Restate the whole of the material. Keep every word, and drop the pictures.

→ Stored records:
-------------------------
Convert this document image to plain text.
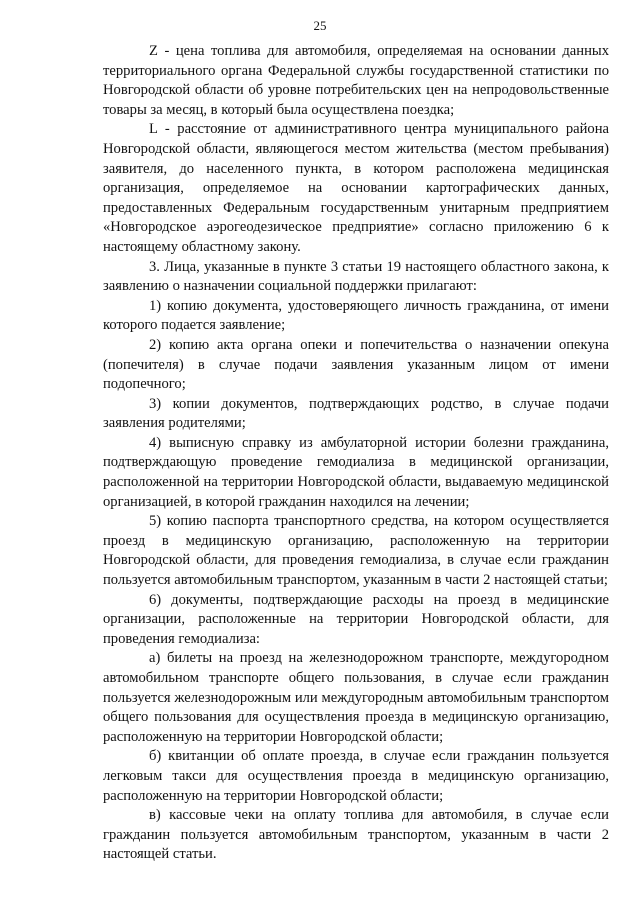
25

Z - цена топлива для автомобиля, определяемая на основании данных территориального органа Федеральной службы государственной статистики по Новгородской области об уровне потребительских цен на непродовольственные товары за месяц, в который была осуществлена поездка;

L - расстояние от административного центра муниципального района Новгородской области, являющегося местом жительства (местом пребывания) заявителя, до населенного пункта, в котором расположена медицинская организация, определяемое на основании картографических данных, предоставленных Федеральным государственным унитарным предприятием «Новгородское аэрогеодезическое предприятие» согласно приложению 6 к настоящему областному закону.

3. Лица, указанные в пункте 3 статьи 19 настоящего областного закона, к заявлению о назначении социальной поддержки прилагают:

1) копию документа, удостоверяющего личность гражданина, от имени которого подается заявление;

2) копию акта органа опеки и попечительства о назначении опекуна (попечителя) в случае подачи заявления указанным лицом от имени подопечного;

3) копии документов, подтверждающих родство, в случае подачи заявления родителями;

4) выписную справку из амбулаторной истории болезни гражданина, подтверждающую проведение гемодиализа в медицинской организации, расположенной на территории Новгородской области, выдаваемую медицинской организацией, в которой гражданин находился на лечении;

5) копию паспорта транспортного средства, на котором осуществляется проезд в медицинскую организацию, расположенную на территории Новгородской области, для проведения гемодиализа, в случае если гражданин пользуется автомобильным транспортом, указанным в части 2 настоящей статьи;

6) документы, подтверждающие расходы на проезд в медицинские организации, расположенные на территории Новгородской области, для проведения гемодиализа:

а) билеты на проезд на железнодорожном транспорте, междугородном автомобильном транспорте общего пользования, в случае если гражданин пользуется железнодорожным или междугородным автомобильным транспортом общего пользования для осуществления проезда в медицинскую организацию, расположенную на территории Новгородской области;

б) квитанции об оплате проезда, в случае если гражданин пользуется легковым такси для осуществления проезда в медицинскую организацию, расположенную на территории Новгородской области;

в) кассовые чеки на оплату топлива для автомобиля, в случае если гражданин пользуется автомобильным транспортом, указанным в части 2 настоящей статьи.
-------------------------
→ WRITTEN ANSWER:
Convert this document image to plain text.
25

Z - цена топлива для автомобиля, определяемая на основании данных территориального органа Федеральной службы государственной статистики по Новгородской области об уровне потребительских цен на непродовольственные товары за месяц, в который была осуществлена поездка;

L - расстояние от административного центра муниципального района Новгородской области, являющегося местом жительства (местом пребывания) заявителя, до населенного пункта, в котором расположена медицинская организация, определяемое на основании картографических данных, предоставленных Федеральным государственным унитарным предприятием «Новгородское аэрогеодезическое предприятие» согласно приложению 6 к настоящему областному закону.

3. Лица, указанные в пункте 3 статьи 19 настоящего областного закона, к заявлению о назначении социальной поддержки прилагают:

1) копию документа, удостоверяющего личность гражданина, от имени которого подается заявление;

2) копию акта органа опеки и попечительства о назначении опекуна (попечителя) в случае подачи заявления указанным лицом от имени подопечного;

3) копии документов, подтверждающих родство, в случае подачи заявления родителями;

4) выписную справку из амбулаторной истории болезни гражданина, подтверждающую проведение гемодиализа в медицинской организации, расположенной на территории Новгородской области, выдаваемую медицинской организацией, в которой гражданин находился на лечении;

5) копию паспорта транспортного средства, на котором осуществляется проезд в медицинскую организацию, расположенную на территории Новгородской области, для проведения гемодиализа, в случае если гражданин пользуется автомобильным транспортом, указанным в части 2 настоящей статьи;

6) документы, подтверждающие расходы на проезд в медицинские организации, расположенные на территории Новгородской области, для проведения гемодиализа:

а) билеты на проезд на железнодорожном транспорте, междугородном автомобильном транспорте общего пользования, в случае если гражданин пользуется железнодорожным или междугородным автомобильным транспортом общего пользования для осуществления проезда в медицинскую организацию, расположенную на территории Новгородской области;

б) квитанции об оплате проезда, в случае если гражданин пользуется легковым такси для осуществления проезда в медицинскую организацию, расположенную на территории Новгородской области;

в) кассовые чеки на оплату топлива для автомобиля, в случае если гражданин пользуется автомобильным транспортом, указанным в части 2 настоящей статьи.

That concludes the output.